Aim of the task
Copy the listing below word for word, starting at the line that contains "- day-number[interactable]: 27: [553, 417, 659, 437]" and ending at the line that contains "- calendar-weekday-header: Sunday", with both of those lines included.

Dataset extract
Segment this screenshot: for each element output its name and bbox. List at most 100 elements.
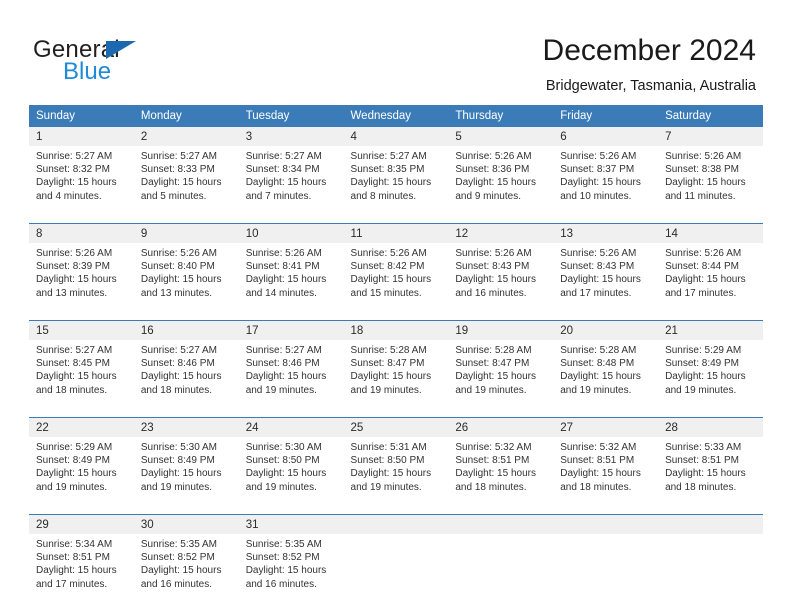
- day-number[interactable]: 27: [553, 417, 659, 437]
- day-cell[interactable]: Sunrise: 5:27 AM Sunset: 8:35 PM Dayligh…: [343, 146, 449, 224]
- sunset-text: Sunset: 8:52 PM: [245, 552, 320, 564]
- calendar-weekday-header: Sunday Monday Tuesday Wednesday Thursday…: [29, 105, 763, 127]
- sunset-text: Sunset: 8:46 PM: [245, 358, 320, 370]
- daylight-text-line2: and 18 minutes.: [140, 384, 213, 396]
- daylight-text-line2: and 9 minutes.: [455, 190, 521, 202]
- day-cell[interactable]: Sunrise: 5:26 AM Sunset: 8:41 PM Dayligh…: [238, 243, 344, 321]
- daylight-text-line1: Daylight: 15 hours: [560, 274, 641, 286]
- day-cell[interactable]: Sunrise: 5:34 AM Sunset: 8:51 PM Dayligh…: [29, 534, 134, 611]
- daylight-text-line2: and 19 minutes.: [245, 481, 317, 493]
- day-number[interactable]: 1: [29, 127, 134, 146]
- day-number[interactable]: 30: [133, 514, 239, 534]
- daylight-text-line1: Daylight: 15 hours: [560, 371, 641, 383]
- day-cell[interactable]: Sunrise: 5:26 AM Sunset: 8:36 PM Dayligh…: [448, 146, 554, 224]
- day-number[interactable]: 15: [29, 320, 134, 340]
- sunrise-text: Sunrise: 5:28 AM: [455, 345, 532, 356]
- day-cell[interactable]: Sunrise: 5:27 AM Sunset: 8:33 PM Dayligh…: [133, 146, 239, 224]
- daylight-text-line1: Daylight: 15 hours: [245, 565, 327, 577]
- day-cell[interactable]: Sunrise: 5:33 AM Sunset: 8:51 PM Dayligh…: [658, 437, 763, 515]
- day-cell[interactable]: Sunrise: 5:35 AM Sunset: 8:52 PM Dayligh…: [238, 534, 344, 611]
- day-cell[interactable]: Sunrise: 5:26 AM Sunset: 8:43 PM Dayligh…: [448, 243, 554, 321]
- daylight-text-line1: Daylight: 15 hours: [560, 177, 641, 189]
- daylight-text-line2: and 19 minutes.: [245, 384, 317, 396]
- day-number[interactable]: 5: [448, 127, 554, 146]
- day-number[interactable]: 26: [448, 417, 554, 437]
- day-cell[interactable]: Sunrise: 5:26 AM Sunset: 8:42 PM Dayligh…: [343, 243, 449, 321]
- day-number[interactable]: 6: [553, 127, 659, 146]
- day-cell[interactable]: Sunrise: 5:26 AM Sunset: 8:37 PM Dayligh…: [553, 146, 659, 224]
- day-cell[interactable]: Sunrise: 5:29 AM Sunset: 8:49 PM Dayligh…: [658, 340, 763, 418]
- day-cell[interactable]: Sunrise: 5:30 AM Sunset: 8:49 PM Dayligh…: [133, 437, 239, 515]
- day-cell[interactable]: Sunrise: 5:27 AM Sunset: 8:45 PM Dayligh…: [29, 340, 134, 418]
- daylight-text-line1: Daylight: 15 hours: [665, 177, 746, 189]
- sunrise-text: Sunrise: 5:26 AM: [560, 248, 637, 259]
- week-1-daynumber-row: 1 2 3 4 5 6 7: [29, 127, 763, 146]
- day-number[interactable]: 16: [133, 320, 239, 340]
- day-cell[interactable]: Sunrise: 5:26 AM Sunset: 8:38 PM Dayligh…: [658, 146, 763, 224]
- sunset-text: Sunset: 8:39 PM: [36, 261, 110, 273]
- sunrise-text: Sunrise: 5:26 AM: [350, 248, 427, 259]
- day-number[interactable]: 28: [658, 417, 763, 437]
- day-number[interactable]: 19: [448, 320, 554, 340]
- day-cell[interactable]: Sunrise: 5:35 AM Sunset: 8:52 PM Dayligh…: [133, 534, 239, 611]
- sunrise-text: Sunrise: 5:27 AM: [245, 151, 322, 162]
- day-number[interactable]: 29: [29, 514, 134, 534]
- day-cell[interactable]: Sunrise: 5:26 AM Sunset: 8:43 PM Dayligh…: [553, 243, 659, 321]
- day-cell[interactable]: Sunrise: 5:30 AM Sunset: 8:50 PM Dayligh…: [238, 437, 344, 515]
- sunset-text: Sunset: 8:43 PM: [455, 261, 530, 273]
- day-cell[interactable]: Sunrise: 5:31 AM Sunset: 8:50 PM Dayligh…: [343, 437, 449, 515]
- day-cell[interactable]: Sunrise: 5:32 AM Sunset: 8:51 PM Dayligh…: [448, 437, 554, 515]
- day-number[interactable]: 21: [658, 320, 763, 340]
- day-number[interactable]: 20: [553, 320, 659, 340]
- daylight-text-line2: and 8 minutes.: [350, 190, 417, 202]
- day-cell[interactable]: Sunrise: 5:26 AM Sunset: 8:44 PM Dayligh…: [658, 243, 763, 321]
- general-blue-logo[interactable]: General Blue: [33, 36, 233, 86]
- week-5-daynumber-row: 29 30 31: [29, 514, 763, 534]
- day-number[interactable]: 9: [133, 223, 239, 243]
- day-number[interactable]: 22: [29, 417, 134, 437]
- day-number[interactable]: 18: [343, 320, 449, 340]
- day-number[interactable]: 11: [343, 223, 449, 243]
- daylight-text-line2: and 16 minutes.: [245, 578, 317, 590]
- sunrise-text: Sunrise: 5:26 AM: [560, 151, 637, 162]
- daylight-text-line1: Daylight: 15 hours: [455, 274, 536, 286]
- day-cell[interactable]: Sunrise: 5:26 AM Sunset: 8:40 PM Dayligh…: [133, 243, 239, 321]
- daylight-text-line2: and 11 minutes.: [665, 190, 736, 202]
- day-number-empty: [658, 514, 763, 534]
- day-number[interactable]: 13: [553, 223, 659, 243]
- day-number[interactable]: 31: [238, 514, 344, 534]
- daylight-text-line1: Daylight: 15 hours: [36, 371, 117, 383]
- day-cell[interactable]: Sunrise: 5:27 AM Sunset: 8:46 PM Dayligh…: [133, 340, 239, 418]
- day-number[interactable]: 10: [238, 223, 344, 243]
- day-number[interactable]: 12: [448, 223, 554, 243]
- day-number[interactable]: 23: [133, 417, 239, 437]
- day-cell[interactable]: Sunrise: 5:29 AM Sunset: 8:49 PM Dayligh…: [29, 437, 134, 515]
- day-number[interactable]: 3: [238, 127, 344, 146]
- day-cell[interactable]: Sunrise: 5:27 AM Sunset: 8:32 PM Dayligh…: [29, 146, 134, 224]
- weekday-header-row: Sunday Monday Tuesday Wednesday Thursday…: [29, 105, 763, 127]
- day-cell[interactable]: Sunrise: 5:28 AM Sunset: 8:47 PM Dayligh…: [448, 340, 554, 418]
- daylight-text-line1: Daylight: 15 hours: [36, 468, 117, 480]
- day-cell[interactable]: Sunrise: 5:27 AM Sunset: 8:46 PM Dayligh…: [238, 340, 344, 418]
- page-subtitle-location: Bridgewater, Tasmania, Australia: [545, 78, 756, 94]
- day-number[interactable]: 8: [29, 223, 134, 243]
- daylight-text-line2: and 13 minutes.: [36, 287, 108, 299]
- daylight-text-line1: Daylight: 15 hours: [36, 177, 117, 189]
- day-number[interactable]: 14: [658, 223, 763, 243]
- weekday-header-wednesday: Wednesday: [343, 105, 449, 127]
- day-number[interactable]: 4: [343, 127, 449, 146]
- day-cell[interactable]: Sunrise: 5:27 AM Sunset: 8:34 PM Dayligh…: [238, 146, 344, 224]
- day-number[interactable]: 7: [658, 127, 763, 146]
- day-number[interactable]: 24: [238, 417, 344, 437]
- day-cell[interactable]: Sunrise: 5:32 AM Sunset: 8:51 PM Dayligh…: [553, 437, 659, 515]
- day-number[interactable]: 25: [343, 417, 449, 437]
- sunset-text: Sunset: 8:42 PM: [350, 261, 425, 273]
- day-cell[interactable]: Sunrise: 5:28 AM Sunset: 8:47 PM Dayligh…: [343, 340, 449, 418]
- sunset-text: Sunset: 8:32 PM: [36, 164, 110, 176]
- daylight-text-line1: Daylight: 15 hours: [665, 274, 746, 286]
- day-number[interactable]: 2: [133, 127, 239, 146]
- day-number[interactable]: 17: [238, 320, 344, 340]
- day-cell[interactable]: Sunrise: 5:26 AM Sunset: 8:39 PM Dayligh…: [29, 243, 134, 321]
- page-title: December 2024: [542, 34, 756, 67]
- day-cell[interactable]: Sunrise: 5:28 AM Sunset: 8:48 PM Dayligh…: [553, 340, 659, 418]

Completed task
- day-number[interactable]: 27: [553, 417, 659, 437]
- day-cell[interactable]: Sunrise: 5:27 AM Sunset: 8:35 PM Dayligh…: [343, 146, 449, 224]
- sunset-text: Sunset: 8:52 PM: [245, 552, 320, 564]
- calendar-weekday-header: Sunday Monday Tuesday Wednesday Thursday…: [29, 105, 763, 127]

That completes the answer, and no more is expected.